## Work to complete
Transcribe, word for word, every line from the one containing "Convert this chart to structured JSON data." through the final line of the records, and omit the pictures.

## Records to process

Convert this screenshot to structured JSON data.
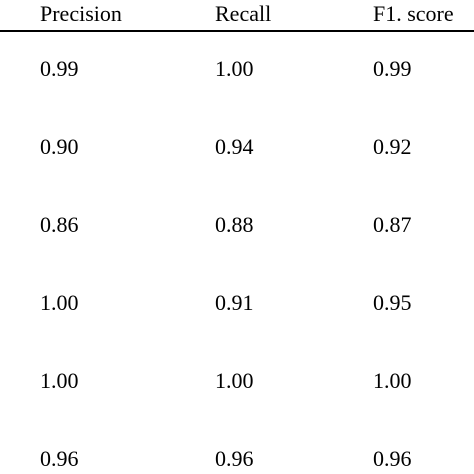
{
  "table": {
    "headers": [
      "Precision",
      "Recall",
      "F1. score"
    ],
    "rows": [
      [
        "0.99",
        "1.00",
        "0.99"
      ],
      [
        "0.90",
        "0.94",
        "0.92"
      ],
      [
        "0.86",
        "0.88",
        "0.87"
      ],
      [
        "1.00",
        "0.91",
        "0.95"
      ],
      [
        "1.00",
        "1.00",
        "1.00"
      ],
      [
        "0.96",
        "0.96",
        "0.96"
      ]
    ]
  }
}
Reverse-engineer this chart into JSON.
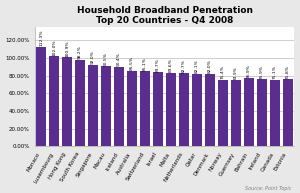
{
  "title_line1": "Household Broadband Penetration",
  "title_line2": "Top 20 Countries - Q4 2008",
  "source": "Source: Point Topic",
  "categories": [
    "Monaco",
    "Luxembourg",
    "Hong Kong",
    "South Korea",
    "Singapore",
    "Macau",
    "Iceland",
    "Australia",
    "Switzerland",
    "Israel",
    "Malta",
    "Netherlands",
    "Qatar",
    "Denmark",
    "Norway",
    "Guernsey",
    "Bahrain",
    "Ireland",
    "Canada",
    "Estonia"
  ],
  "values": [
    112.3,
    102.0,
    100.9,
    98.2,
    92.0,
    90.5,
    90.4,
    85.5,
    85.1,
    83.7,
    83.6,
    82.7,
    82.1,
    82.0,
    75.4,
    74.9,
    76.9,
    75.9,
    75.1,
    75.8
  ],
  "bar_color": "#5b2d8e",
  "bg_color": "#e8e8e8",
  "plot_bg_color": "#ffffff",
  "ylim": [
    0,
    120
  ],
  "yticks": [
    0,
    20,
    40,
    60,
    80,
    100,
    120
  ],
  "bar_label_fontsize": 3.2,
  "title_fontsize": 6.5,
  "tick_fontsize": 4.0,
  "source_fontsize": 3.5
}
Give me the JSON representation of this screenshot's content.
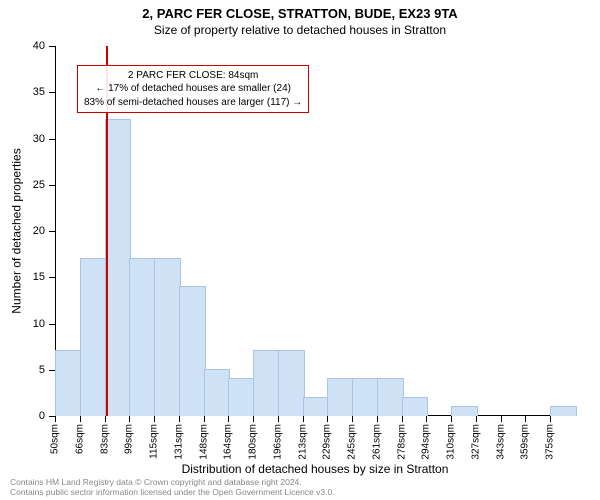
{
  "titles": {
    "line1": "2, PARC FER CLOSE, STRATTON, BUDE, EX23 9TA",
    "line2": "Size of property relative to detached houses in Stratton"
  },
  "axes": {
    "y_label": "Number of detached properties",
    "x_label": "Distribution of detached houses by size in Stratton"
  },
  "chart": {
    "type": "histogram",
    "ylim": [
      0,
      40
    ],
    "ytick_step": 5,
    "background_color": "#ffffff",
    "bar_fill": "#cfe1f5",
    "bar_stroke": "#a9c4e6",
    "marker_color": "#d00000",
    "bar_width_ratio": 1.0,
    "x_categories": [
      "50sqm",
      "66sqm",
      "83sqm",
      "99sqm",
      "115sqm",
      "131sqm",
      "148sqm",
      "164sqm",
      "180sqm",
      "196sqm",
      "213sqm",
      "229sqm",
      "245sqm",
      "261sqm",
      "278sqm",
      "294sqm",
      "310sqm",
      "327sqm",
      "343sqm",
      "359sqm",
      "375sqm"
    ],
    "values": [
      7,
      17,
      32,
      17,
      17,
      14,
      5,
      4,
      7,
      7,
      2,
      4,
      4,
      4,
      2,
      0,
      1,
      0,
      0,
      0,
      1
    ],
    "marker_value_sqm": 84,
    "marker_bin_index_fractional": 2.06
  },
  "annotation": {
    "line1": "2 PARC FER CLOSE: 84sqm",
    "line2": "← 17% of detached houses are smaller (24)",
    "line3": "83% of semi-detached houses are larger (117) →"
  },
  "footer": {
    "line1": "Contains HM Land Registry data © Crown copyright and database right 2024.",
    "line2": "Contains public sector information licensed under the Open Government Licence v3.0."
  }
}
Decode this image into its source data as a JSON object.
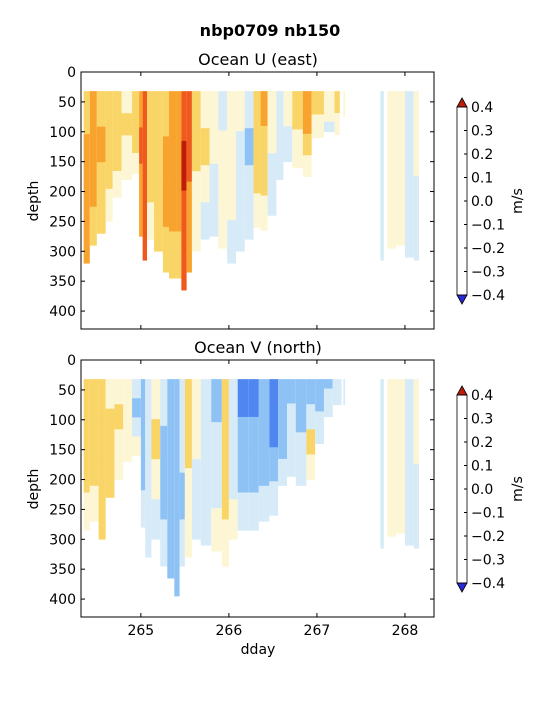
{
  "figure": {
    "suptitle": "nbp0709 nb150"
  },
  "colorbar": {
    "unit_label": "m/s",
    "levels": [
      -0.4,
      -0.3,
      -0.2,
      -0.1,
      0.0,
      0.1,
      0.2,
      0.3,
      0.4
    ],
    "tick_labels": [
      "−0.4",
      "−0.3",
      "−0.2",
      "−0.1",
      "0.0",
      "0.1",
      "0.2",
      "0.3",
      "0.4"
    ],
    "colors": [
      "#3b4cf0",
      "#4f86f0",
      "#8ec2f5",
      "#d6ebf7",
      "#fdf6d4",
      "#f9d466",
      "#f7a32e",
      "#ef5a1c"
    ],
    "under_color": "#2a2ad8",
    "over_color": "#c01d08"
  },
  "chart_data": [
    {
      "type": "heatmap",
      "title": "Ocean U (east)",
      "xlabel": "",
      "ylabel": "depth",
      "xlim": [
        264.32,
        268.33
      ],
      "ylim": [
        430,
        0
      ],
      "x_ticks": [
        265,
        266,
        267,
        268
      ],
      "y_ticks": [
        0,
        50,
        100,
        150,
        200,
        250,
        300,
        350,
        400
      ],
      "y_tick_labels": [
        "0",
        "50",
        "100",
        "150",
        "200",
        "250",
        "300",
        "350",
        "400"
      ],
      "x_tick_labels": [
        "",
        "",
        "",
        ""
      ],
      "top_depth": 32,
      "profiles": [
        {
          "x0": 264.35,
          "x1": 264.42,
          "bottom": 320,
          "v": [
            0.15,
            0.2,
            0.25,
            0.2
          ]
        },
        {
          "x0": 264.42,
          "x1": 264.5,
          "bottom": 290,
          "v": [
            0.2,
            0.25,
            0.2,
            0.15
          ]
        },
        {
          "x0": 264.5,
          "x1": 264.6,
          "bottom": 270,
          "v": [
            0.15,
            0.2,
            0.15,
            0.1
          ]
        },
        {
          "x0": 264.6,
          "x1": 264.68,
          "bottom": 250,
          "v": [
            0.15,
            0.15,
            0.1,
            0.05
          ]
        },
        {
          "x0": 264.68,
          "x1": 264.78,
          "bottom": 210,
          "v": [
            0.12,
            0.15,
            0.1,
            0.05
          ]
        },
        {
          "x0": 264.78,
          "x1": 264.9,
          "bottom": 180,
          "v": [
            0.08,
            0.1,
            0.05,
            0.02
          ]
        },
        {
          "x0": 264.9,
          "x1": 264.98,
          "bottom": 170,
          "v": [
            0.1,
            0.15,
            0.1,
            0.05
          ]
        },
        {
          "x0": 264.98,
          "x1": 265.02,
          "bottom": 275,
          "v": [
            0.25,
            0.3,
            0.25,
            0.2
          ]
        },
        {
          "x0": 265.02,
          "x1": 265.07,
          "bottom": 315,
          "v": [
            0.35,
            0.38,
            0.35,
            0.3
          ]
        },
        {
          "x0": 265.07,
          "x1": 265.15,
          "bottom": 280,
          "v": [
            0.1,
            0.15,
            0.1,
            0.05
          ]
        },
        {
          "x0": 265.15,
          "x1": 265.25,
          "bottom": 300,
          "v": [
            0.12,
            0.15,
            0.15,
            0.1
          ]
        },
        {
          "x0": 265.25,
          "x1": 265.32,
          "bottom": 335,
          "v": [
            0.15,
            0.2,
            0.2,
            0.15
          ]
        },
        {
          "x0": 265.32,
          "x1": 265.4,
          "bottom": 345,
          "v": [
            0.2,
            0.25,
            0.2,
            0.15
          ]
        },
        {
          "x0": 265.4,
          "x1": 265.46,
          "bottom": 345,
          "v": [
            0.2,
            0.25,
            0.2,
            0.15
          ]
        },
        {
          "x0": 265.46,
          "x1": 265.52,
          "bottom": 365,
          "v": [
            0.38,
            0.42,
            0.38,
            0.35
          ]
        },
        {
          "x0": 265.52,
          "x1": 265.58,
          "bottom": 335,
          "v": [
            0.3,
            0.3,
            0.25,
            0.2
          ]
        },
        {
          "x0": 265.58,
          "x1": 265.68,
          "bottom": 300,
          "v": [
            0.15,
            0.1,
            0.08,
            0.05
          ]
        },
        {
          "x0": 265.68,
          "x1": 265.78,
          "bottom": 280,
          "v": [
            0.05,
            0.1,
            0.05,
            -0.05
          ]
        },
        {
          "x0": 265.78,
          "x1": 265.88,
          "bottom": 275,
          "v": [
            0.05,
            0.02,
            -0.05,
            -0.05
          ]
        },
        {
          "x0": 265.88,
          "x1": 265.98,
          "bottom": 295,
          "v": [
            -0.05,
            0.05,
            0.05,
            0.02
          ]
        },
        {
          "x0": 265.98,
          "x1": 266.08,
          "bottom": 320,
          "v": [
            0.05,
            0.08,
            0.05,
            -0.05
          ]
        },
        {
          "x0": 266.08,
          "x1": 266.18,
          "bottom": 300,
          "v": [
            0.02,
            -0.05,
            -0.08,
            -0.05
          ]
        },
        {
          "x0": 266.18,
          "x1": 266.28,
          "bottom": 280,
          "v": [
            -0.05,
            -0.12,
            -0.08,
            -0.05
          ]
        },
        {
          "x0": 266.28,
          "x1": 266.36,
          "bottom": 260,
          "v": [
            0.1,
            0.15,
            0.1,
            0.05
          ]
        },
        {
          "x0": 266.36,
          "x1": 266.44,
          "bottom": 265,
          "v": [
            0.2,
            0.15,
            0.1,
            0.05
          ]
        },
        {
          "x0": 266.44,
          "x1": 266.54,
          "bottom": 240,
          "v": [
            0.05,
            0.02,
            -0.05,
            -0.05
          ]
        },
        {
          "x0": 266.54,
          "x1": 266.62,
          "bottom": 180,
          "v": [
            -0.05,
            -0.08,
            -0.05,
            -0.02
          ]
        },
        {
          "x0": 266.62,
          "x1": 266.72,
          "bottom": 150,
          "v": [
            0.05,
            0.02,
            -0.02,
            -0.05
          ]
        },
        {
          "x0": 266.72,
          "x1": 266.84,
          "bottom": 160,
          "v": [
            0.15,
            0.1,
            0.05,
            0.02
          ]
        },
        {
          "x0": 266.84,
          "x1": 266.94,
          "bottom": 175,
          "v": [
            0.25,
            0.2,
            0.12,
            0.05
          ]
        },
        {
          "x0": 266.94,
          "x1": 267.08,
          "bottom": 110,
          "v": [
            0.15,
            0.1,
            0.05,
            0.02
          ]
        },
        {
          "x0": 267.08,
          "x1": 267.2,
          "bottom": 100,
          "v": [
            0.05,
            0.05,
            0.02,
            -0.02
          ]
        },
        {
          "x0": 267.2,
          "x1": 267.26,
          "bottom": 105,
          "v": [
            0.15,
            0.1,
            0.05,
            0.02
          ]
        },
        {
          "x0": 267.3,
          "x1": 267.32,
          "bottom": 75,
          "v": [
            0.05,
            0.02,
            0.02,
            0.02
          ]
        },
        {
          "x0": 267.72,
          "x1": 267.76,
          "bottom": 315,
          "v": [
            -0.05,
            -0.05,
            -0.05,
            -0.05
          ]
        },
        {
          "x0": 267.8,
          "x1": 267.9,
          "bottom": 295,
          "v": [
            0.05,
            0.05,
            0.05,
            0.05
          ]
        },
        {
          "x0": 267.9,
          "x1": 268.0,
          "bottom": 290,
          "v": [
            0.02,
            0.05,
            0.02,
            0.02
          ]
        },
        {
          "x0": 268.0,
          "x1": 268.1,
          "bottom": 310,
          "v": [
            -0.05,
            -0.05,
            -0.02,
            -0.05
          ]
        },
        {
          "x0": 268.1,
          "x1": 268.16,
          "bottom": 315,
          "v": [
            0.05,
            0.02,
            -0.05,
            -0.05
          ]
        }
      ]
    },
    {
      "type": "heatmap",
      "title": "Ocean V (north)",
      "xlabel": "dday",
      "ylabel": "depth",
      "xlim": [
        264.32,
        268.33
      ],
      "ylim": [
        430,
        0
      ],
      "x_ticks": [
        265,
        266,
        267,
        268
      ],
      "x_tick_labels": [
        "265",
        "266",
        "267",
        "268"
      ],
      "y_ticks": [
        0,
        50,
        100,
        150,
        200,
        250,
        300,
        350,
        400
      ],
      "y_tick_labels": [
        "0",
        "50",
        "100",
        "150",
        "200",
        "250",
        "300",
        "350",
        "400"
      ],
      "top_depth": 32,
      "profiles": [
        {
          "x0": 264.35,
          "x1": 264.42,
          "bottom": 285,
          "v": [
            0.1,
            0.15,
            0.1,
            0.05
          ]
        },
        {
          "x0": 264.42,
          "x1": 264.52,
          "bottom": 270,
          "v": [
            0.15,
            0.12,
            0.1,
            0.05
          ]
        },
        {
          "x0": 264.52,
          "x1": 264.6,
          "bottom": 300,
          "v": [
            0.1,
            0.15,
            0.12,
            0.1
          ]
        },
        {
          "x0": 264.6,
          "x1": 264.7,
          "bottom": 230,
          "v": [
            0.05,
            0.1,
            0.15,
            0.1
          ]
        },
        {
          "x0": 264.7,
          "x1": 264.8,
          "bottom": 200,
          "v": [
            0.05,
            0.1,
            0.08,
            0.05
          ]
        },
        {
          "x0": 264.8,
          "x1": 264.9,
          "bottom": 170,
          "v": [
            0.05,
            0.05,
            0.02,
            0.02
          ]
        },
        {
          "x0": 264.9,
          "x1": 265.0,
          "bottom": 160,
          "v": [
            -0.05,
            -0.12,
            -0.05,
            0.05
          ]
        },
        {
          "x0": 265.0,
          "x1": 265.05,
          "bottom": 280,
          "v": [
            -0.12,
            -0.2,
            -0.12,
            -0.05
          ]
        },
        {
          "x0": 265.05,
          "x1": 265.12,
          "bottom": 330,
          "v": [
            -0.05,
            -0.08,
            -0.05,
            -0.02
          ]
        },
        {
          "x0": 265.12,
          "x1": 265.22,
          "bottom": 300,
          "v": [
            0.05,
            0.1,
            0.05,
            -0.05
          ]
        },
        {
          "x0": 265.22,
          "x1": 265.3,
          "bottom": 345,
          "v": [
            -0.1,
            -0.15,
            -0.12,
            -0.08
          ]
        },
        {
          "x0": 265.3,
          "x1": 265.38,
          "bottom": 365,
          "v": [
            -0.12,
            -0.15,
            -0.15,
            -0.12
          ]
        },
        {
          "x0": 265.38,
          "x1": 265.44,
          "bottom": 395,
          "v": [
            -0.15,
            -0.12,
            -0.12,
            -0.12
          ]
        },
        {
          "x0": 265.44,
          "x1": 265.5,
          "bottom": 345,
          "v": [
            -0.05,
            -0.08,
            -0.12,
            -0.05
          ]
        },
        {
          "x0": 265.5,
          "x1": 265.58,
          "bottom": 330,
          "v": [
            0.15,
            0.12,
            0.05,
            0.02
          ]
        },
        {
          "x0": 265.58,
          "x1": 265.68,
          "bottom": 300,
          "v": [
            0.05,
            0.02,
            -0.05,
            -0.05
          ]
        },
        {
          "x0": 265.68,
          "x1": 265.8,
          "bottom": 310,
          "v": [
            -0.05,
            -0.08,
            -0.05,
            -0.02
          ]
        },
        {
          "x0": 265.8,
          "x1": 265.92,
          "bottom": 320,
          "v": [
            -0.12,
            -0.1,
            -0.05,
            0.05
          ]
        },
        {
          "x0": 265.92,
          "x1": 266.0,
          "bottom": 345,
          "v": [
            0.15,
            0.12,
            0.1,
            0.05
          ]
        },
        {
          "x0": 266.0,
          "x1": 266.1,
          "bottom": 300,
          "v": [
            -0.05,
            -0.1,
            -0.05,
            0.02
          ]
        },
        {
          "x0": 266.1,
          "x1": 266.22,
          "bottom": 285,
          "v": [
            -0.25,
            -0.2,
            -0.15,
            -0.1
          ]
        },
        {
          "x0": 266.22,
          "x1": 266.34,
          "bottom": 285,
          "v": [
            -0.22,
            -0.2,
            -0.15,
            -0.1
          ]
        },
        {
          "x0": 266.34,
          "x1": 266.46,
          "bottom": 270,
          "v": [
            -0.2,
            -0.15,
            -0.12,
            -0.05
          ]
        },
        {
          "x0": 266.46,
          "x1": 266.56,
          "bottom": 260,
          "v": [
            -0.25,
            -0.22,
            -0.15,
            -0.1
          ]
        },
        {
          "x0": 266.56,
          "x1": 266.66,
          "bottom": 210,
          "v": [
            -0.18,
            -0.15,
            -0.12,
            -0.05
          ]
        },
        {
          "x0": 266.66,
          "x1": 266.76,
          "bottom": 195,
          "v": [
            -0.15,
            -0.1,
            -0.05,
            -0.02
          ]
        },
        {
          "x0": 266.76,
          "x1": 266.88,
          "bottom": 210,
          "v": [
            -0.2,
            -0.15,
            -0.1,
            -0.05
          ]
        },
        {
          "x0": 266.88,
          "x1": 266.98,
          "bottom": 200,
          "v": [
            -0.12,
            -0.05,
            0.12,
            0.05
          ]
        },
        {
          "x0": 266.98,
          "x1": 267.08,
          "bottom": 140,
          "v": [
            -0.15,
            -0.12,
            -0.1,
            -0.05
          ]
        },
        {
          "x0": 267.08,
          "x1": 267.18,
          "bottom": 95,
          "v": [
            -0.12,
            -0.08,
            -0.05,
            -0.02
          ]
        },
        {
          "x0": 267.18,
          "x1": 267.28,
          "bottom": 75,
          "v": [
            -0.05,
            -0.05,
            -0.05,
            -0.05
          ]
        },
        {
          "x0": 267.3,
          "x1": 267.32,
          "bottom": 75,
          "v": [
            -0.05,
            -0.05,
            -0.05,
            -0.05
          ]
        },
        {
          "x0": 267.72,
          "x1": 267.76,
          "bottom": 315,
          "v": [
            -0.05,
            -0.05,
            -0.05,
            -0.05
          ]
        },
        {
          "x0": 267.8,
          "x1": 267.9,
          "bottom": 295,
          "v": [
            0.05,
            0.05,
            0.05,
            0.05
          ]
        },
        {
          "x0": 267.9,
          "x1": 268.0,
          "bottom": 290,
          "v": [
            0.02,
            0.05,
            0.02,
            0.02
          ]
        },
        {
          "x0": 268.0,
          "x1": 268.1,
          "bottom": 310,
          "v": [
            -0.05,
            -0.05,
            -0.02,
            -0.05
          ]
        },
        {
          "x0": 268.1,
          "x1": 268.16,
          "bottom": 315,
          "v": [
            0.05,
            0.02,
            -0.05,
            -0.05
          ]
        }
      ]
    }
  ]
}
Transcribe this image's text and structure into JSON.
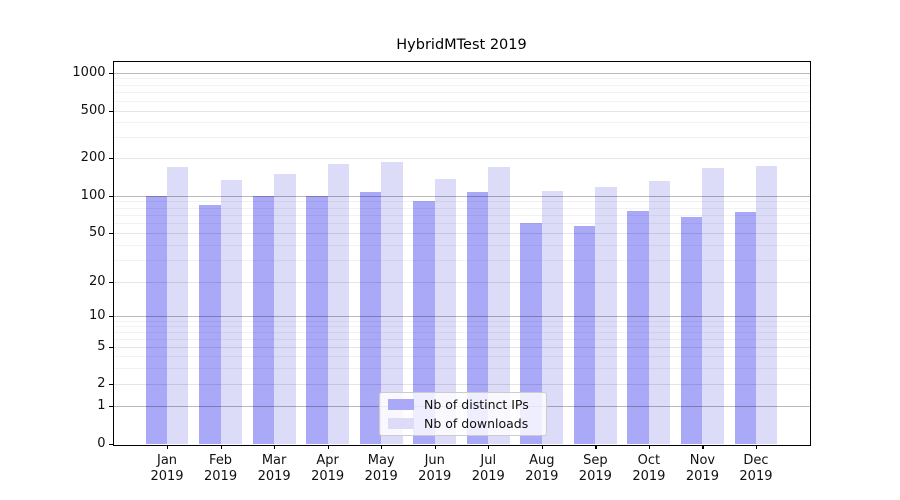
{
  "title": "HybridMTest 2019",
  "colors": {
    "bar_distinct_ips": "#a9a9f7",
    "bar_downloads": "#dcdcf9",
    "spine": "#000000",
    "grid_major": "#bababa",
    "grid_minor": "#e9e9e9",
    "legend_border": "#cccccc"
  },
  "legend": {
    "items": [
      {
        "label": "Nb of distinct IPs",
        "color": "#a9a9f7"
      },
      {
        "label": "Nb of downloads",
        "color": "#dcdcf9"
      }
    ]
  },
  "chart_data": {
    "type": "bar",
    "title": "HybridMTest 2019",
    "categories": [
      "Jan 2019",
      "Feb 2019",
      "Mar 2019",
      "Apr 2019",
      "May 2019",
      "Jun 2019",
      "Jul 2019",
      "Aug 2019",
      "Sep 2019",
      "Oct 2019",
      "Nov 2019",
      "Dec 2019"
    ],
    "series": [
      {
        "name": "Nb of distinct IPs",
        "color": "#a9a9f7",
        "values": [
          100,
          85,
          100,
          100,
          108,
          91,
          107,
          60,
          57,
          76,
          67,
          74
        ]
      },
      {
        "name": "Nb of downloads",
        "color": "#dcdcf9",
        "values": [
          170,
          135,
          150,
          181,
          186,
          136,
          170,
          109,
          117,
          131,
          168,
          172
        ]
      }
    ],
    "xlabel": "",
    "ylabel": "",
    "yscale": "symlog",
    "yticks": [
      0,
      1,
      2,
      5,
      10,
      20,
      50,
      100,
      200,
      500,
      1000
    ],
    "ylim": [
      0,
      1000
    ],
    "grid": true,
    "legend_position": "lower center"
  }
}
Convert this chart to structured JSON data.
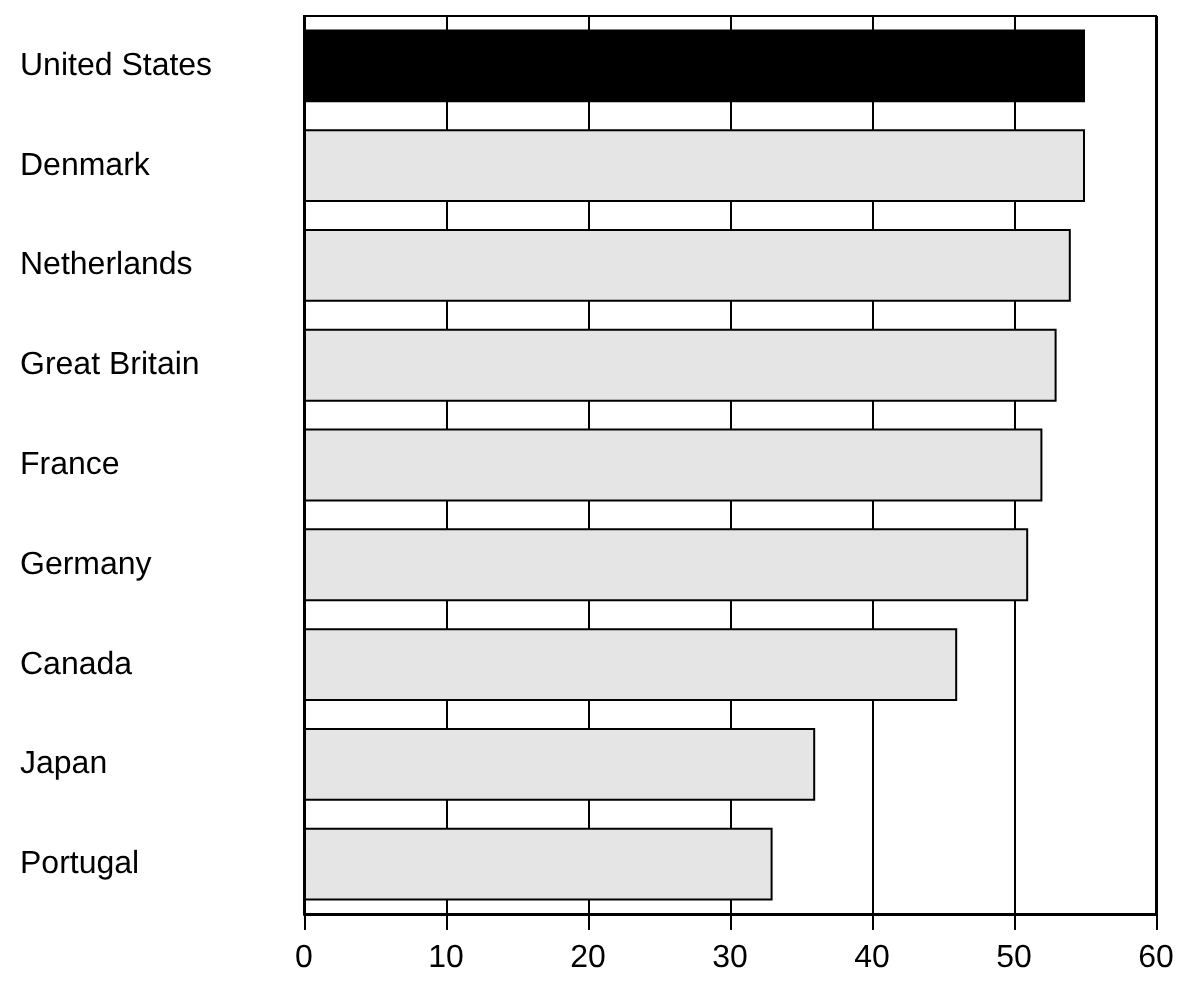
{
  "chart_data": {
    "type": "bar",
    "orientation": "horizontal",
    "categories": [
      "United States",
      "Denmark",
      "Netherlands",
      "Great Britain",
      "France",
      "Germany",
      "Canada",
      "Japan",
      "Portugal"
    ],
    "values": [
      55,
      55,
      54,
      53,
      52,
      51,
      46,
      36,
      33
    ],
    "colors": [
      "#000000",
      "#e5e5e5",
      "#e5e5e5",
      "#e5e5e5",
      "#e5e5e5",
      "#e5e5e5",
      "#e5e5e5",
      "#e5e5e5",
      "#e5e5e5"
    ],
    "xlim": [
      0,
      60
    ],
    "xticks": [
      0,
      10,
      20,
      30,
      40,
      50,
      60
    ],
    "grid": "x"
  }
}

## Exercise result
Convert this chart to structured JSON data.
{
  "chart_data": {
    "type": "bar",
    "orientation": "horizontal",
    "categories": [
      "United States",
      "Denmark",
      "Netherlands",
      "Great Britain",
      "France",
      "Germany",
      "Canada",
      "Japan",
      "Portugal"
    ],
    "values": [
      55,
      55,
      54,
      53,
      52,
      51,
      46,
      36,
      33
    ],
    "colors": [
      "#000000",
      "#e5e5e5",
      "#e5e5e5",
      "#e5e5e5",
      "#e5e5e5",
      "#e5e5e5",
      "#e5e5e5",
      "#e5e5e5",
      "#e5e5e5"
    ],
    "xlim": [
      0,
      60
    ],
    "xticks": [
      0,
      10,
      20,
      30,
      40,
      50,
      60
    ],
    "grid": "x"
  }
}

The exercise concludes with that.